::: Data provided :::

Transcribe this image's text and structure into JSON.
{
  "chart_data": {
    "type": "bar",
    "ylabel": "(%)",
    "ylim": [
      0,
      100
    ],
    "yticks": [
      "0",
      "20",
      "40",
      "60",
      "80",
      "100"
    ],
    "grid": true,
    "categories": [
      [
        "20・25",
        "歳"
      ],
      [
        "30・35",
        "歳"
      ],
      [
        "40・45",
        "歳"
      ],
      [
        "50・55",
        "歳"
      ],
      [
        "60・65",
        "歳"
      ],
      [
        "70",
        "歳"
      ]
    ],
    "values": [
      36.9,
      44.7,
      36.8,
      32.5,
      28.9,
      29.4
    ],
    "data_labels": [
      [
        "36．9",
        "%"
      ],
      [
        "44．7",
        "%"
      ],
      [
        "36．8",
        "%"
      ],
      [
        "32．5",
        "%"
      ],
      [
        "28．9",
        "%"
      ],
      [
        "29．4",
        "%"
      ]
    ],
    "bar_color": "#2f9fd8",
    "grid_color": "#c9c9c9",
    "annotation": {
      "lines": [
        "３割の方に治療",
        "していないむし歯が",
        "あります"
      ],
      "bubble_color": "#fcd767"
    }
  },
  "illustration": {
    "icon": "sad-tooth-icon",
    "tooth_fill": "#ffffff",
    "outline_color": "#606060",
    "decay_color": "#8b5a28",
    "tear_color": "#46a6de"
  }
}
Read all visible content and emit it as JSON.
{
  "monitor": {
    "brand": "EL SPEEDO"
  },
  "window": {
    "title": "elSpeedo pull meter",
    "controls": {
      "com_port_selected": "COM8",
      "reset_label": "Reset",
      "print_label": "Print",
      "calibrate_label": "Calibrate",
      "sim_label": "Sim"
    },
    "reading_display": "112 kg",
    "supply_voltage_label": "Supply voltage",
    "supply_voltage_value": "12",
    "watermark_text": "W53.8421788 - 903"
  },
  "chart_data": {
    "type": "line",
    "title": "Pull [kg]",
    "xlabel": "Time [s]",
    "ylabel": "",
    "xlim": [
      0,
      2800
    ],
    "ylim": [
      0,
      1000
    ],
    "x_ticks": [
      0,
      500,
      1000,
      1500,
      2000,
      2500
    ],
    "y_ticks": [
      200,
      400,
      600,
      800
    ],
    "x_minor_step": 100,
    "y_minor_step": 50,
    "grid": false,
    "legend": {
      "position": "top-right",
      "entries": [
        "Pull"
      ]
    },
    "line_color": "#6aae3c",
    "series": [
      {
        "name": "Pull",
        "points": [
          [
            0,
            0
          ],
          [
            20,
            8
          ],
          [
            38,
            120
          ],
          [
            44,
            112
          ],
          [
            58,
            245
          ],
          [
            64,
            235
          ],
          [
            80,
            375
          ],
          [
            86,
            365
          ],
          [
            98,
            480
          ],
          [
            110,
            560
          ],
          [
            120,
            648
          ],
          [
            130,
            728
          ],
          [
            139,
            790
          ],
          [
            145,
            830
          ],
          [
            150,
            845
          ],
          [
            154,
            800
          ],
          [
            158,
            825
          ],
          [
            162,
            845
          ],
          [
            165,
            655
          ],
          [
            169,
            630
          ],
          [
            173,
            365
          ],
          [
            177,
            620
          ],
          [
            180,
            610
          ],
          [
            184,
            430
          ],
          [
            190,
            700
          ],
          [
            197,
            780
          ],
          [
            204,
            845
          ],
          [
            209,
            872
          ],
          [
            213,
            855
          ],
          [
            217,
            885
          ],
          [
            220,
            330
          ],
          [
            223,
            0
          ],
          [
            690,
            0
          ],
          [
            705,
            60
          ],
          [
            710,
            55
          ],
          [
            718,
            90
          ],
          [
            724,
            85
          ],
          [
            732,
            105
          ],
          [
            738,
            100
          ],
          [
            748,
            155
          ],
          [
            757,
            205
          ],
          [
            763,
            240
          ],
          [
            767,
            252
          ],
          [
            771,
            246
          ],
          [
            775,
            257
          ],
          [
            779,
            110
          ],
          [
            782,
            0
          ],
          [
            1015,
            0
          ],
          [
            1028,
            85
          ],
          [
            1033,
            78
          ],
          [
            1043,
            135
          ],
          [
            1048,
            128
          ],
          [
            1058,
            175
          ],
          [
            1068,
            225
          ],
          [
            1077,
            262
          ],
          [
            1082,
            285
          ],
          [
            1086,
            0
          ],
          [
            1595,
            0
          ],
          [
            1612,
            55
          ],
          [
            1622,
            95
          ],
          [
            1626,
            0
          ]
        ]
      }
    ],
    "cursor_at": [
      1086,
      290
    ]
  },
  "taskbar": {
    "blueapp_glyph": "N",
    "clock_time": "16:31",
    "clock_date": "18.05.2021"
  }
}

:::

Goal: Write out the complete set of records exactly as given.

Solution to the exercise:
Transcribe this image's text and structure into JSON.
{
  "chart_data": {
    "type": "bar",
    "ylabel": "(%)",
    "ylim": [
      0,
      100
    ],
    "yticks": [
      "0",
      "20",
      "40",
      "60",
      "80",
      "100"
    ],
    "grid": true,
    "categories": [
      [
        "20・25",
        "歳"
      ],
      [
        "30・35",
        "歳"
      ],
      [
        "40・45",
        "歳"
      ],
      [
        "50・55",
        "歳"
      ],
      [
        "60・65",
        "歳"
      ],
      [
        "70",
        "歳"
      ]
    ],
    "values": [
      36.9,
      44.7,
      36.8,
      32.5,
      28.9,
      29.4
    ],
    "data_labels": [
      [
        "36．9",
        "%"
      ],
      [
        "44．7",
        "%"
      ],
      [
        "36．8",
        "%"
      ],
      [
        "32．5",
        "%"
      ],
      [
        "28．9",
        "%"
      ],
      [
        "29．4",
        "%"
      ]
    ],
    "bar_color": "#2f9fd8",
    "grid_color": "#c9c9c9",
    "annotation": {
      "lines": [
        "３割の方に治療",
        "していないむし歯が",
        "あります"
      ],
      "bubble_color": "#fcd767"
    }
  },
  "illustration": {
    "icon": "sad-tooth-icon",
    "tooth_fill": "#ffffff",
    "outline_color": "#606060",
    "decay_color": "#8b5a28",
    "tear_color": "#46a6de"
  }
}
Read all visible content and emit it as JSON.
{
  "monitor": {
    "brand": "EL SPEEDO"
  },
  "window": {
    "title": "elSpeedo pull meter",
    "controls": {
      "com_port_selected": "COM8",
      "reset_label": "Reset",
      "print_label": "Print",
      "calibrate_label": "Calibrate",
      "sim_label": "Sim"
    },
    "reading_display": "112 kg",
    "supply_voltage_label": "Supply voltage",
    "supply_voltage_value": "12",
    "watermark_text": "W53.8421788 - 903"
  },
  "chart_data": {
    "type": "line",
    "title": "Pull [kg]",
    "xlabel": "Time [s]",
    "ylabel": "",
    "xlim": [
      0,
      2800
    ],
    "ylim": [
      0,
      1000
    ],
    "x_ticks": [
      0,
      500,
      1000,
      1500,
      2000,
      2500
    ],
    "y_ticks": [
      200,
      400,
      600,
      800
    ],
    "x_minor_step": 100,
    "y_minor_step": 50,
    "grid": false,
    "legend": {
      "position": "top-right",
      "entries": [
        "Pull"
      ]
    },
    "line_color": "#6aae3c",
    "series": [
      {
        "name": "Pull",
        "points": [
          [
            0,
            0
          ],
          [
            20,
            8
          ],
          [
            38,
            120
          ],
          [
            44,
            112
          ],
          [
            58,
            245
          ],
          [
            64,
            235
          ],
          [
            80,
            375
          ],
          [
            86,
            365
          ],
          [
            98,
            480
          ],
          [
            110,
            560
          ],
          [
            120,
            648
          ],
          [
            130,
            728
          ],
          [
            139,
            790
          ],
          [
            145,
            830
          ],
          [
            150,
            845
          ],
          [
            154,
            800
          ],
          [
            158,
            825
          ],
          [
            162,
            845
          ],
          [
            165,
            655
          ],
          [
            169,
            630
          ],
          [
            173,
            365
          ],
          [
            177,
            620
          ],
          [
            180,
            610
          ],
          [
            184,
            430
          ],
          [
            190,
            700
          ],
          [
            197,
            780
          ],
          [
            204,
            845
          ],
          [
            209,
            872
          ],
          [
            213,
            855
          ],
          [
            217,
            885
          ],
          [
            220,
            330
          ],
          [
            223,
            0
          ],
          [
            690,
            0
          ],
          [
            705,
            60
          ],
          [
            710,
            55
          ],
          [
            718,
            90
          ],
          [
            724,
            85
          ],
          [
            732,
            105
          ],
          [
            738,
            100
          ],
          [
            748,
            155
          ],
          [
            757,
            205
          ],
          [
            763,
            240
          ],
          [
            767,
            252
          ],
          [
            771,
            246
          ],
          [
            775,
            257
          ],
          [
            779,
            110
          ],
          [
            782,
            0
          ],
          [
            1015,
            0
          ],
          [
            1028,
            85
          ],
          [
            1033,
            78
          ],
          [
            1043,
            135
          ],
          [
            1048,
            128
          ],
          [
            1058,
            175
          ],
          [
            1068,
            225
          ],
          [
            1077,
            262
          ],
          [
            1082,
            285
          ],
          [
            1086,
            0
          ],
          [
            1595,
            0
          ],
          [
            1612,
            55
          ],
          [
            1622,
            95
          ],
          [
            1626,
            0
          ]
        ]
      }
    ],
    "cursor_at": [
      1086,
      290
    ]
  },
  "taskbar": {
    "blueapp_glyph": "N",
    "clock_time": "16:31",
    "clock_date": "18.05.2021"
  }
}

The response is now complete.